## PROBLEM TO WORK ON
Comb through the entries for "Iskra" and pull out each line that holds it.

· · · · · · ·

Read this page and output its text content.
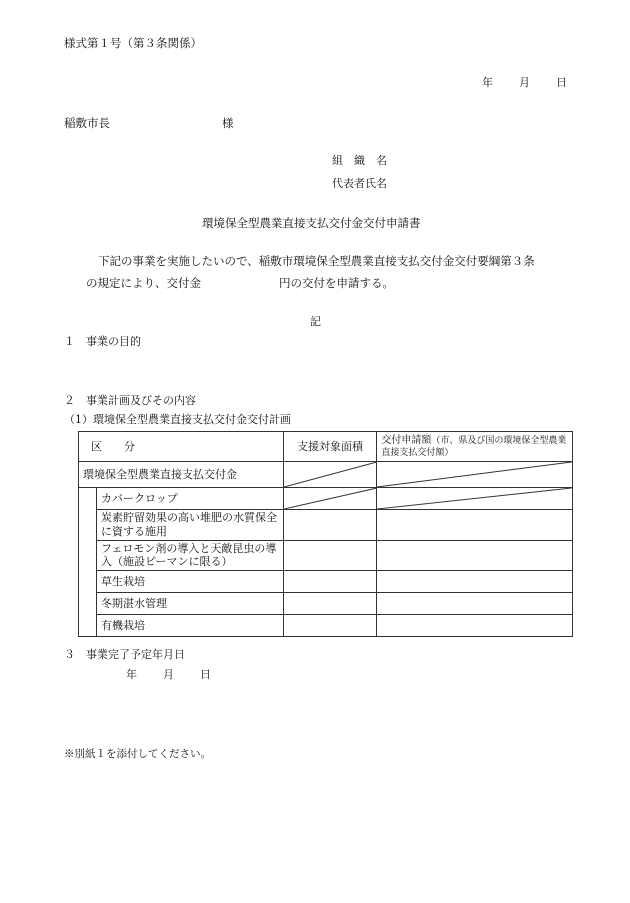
様式第１号（第３条関係）
年 月 日
稲敷市長	様
組　織　名
代表者氏名
環境保全型農業直接支払交付金交付申請書
下記の事業を実施したいので、稲敷市環境保全型農業直接支払交付金交付要綱第３条
の規定により、交付金	円の交付を申請する。
記
１　事業の目的
２　事業計画及びその内容
（1）環境保全型農業直接支払交付金交付計画
区　　分		支援対象面積	交付申請額（市、県及び国の環境保全型農業直接支払交付額）
環境保全型農業直接支払交付金	

	カバークロップ	

	炭素貯留効果の高い堆肥の水質保全に資する施用		
	フェロモン剤の導入と天敵昆虫の導入（施設ピーマンに限る）		
	草生栽培		
	冬期湛水管理		
	有機栽培		
３　事業完了予定年月日
年 月 日
※別紙１を添付してください。
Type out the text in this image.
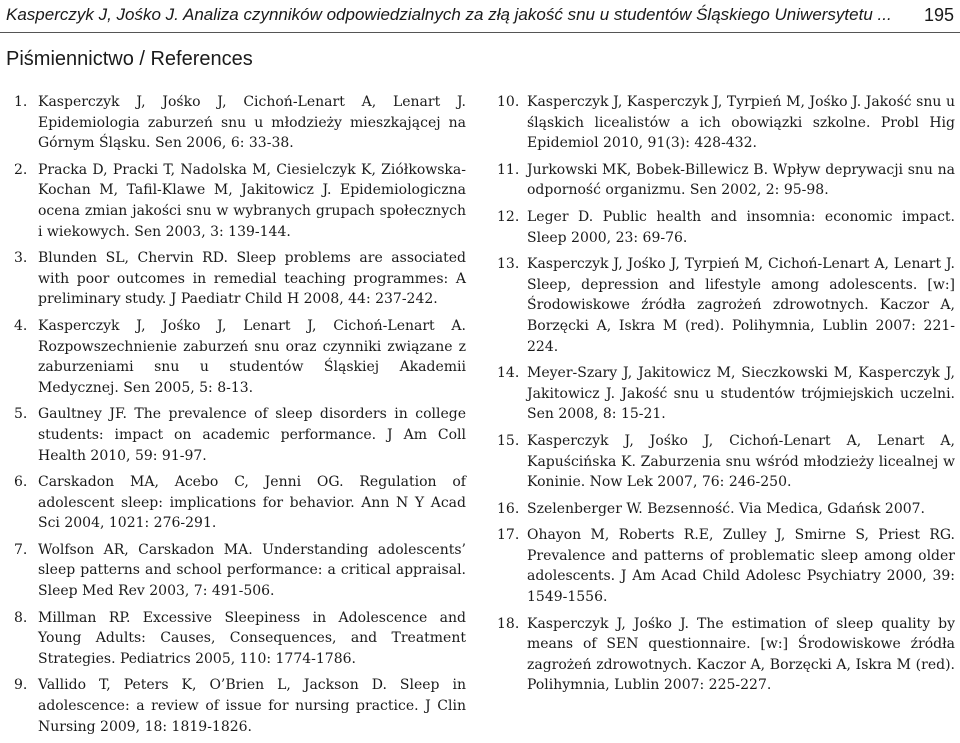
Kasperczyk J, Jośko J. Analiza czynników odpowiedzialnych za złą jakość snu u studentów Śląskiego Uniwersytetu ... 195
Piśmiennictwo / References
1. Kasperczyk J, Jośko J, Cichoń-Lenart A, Lenart J. Epidemiologia zaburzeń snu u młodzieży mieszkającej na Górnym Śląsku. Sen 2006, 6: 33-38.
2. Pracka D, Pracki T, Nadolska M, Ciesielczyk K, Ziółkowska-Kochan M, Tafil-Klawe M, Jakitowicz J. Epidemiologiczna ocena zmian jakości snu w wybranych grupach społecznych i wiekowych. Sen 2003, 3: 139-144.
3. Blunden SL, Chervin RD. Sleep problems are associated with poor outcomes in remedial teaching programmes: A preliminary study. J Paediatr Child H 2008, 44: 237-242.
4. Kasperczyk J, Jośko J, Lenart J, Cichoń-Lenart A. Rozpowszechnienie zaburzeń snu oraz czynniki związane z zaburzeniami snu u studentów Śląskiej Akademii Medycznej. Sen 2005, 5: 8-13.
5. Gaultney JF. The prevalence of sleep disorders in college students: impact on academic performance. J Am Coll Health 2010, 59: 91-97.
6. Carskadon MA, Acebo C, Jenni OG. Regulation of adolescent sleep: implications for behavior. Ann N Y Acad Sci 2004, 1021: 276-291.
7. Wolfson AR, Carskadon MA. Understanding adolescents’ sleep patterns and school performance: a critical appraisal. Sleep Med Rev 2003, 7: 491-506.
8. Millman RP. Excessive Sleepiness in Adolescence and Young Adults: Causes, Consequences, and Treatment Strategies. Pediatrics 2005, 110: 1774-1786.
9. Vallido T, Peters K, O’Brien L, Jackson D. Sleep in adolescence: a review of issue for nursing practice. J Clin Nursing 2009, 18: 1819-1826.
10. Kasperczyk J, Kasperczyk J, Tyrpień M, Jośko J. Jakość snu u śląskich licealistów a ich obowiązki szkolne. Probl Hig Epidemiol 2010, 91(3): 428-432.
11. Jurkowski MK, Bobek-Billewicz B. Wpływ deprywacji snu na odporność organizmu. Sen 2002, 2: 95-98.
12. Leger D. Public health and insomnia: economic impact. Sleep 2000, 23: 69-76.
13. Kasperczyk J, Jośko J, Tyrpień M, Cichoń-Lenart A, Lenart J. Sleep, depression and lifestyle among adolescents. [w:] Środowiskowe źródła zagrożeń zdrowotnych. Kaczor A, Borzęcki A, Iskra M (red). Polihymnia, Lublin 2007: 221-224.
14. Meyer-Szary J, Jakitowicz M, Sieczkowski M, Kasperczyk J, Jakitowicz J. Jakość snu u studentów trójmiejskich uczelni. Sen 2008, 8: 15-21.
15. Kasperczyk J, Jośko J, Cichoń-Lenart A, Lenart A, Kapuścińska K. Zaburzenia snu wśród młodzieży licealnej w Koninie. Now Lek 2007, 76: 246-250.
16. Szelenberger W. Bezsenność. Via Medica, Gdańsk 2007.
17. Ohayon M, Roberts R.E, Zulley J, Smirne S, Priest RG. Prevalence and patterns of problematic sleep among older adolescents. J Am Acad Child Adolesc Psychiatry 2000, 39: 1549-1556.
18. Kasperczyk J, Jośko J. The estimation of sleep quality by means of SEN questionnaire. [w:] Środowiskowe źródła zagrożeń zdrowotnych. Kaczor A, Borzęcki A, Iskra M (red). Polihymnia, Lublin 2007: 225-227.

· · · · · · ·

## PROBLEM SOLUTION
13. Kasperczyk J, Jośko J, Tyrpień M, Cichoń-Lenart A, Lenart J. Sleep, depression and lifestyle among adolescents. [w:] Środowiskowe źródła zagrożeń zdrowotnych. Kaczor A, Borzęcki A, Iskra M (red). Polihymnia, Lublin 2007: 221-224.
18. Kasperczyk J, Jośko J. The estimation of sleep quality by means of SEN questionnaire. [w:] Środowiskowe źródła zagrożeń zdrowotnych. Kaczor A, Borzęcki A, Iskra M (red). Polihymnia, Lublin 2007: 225-227.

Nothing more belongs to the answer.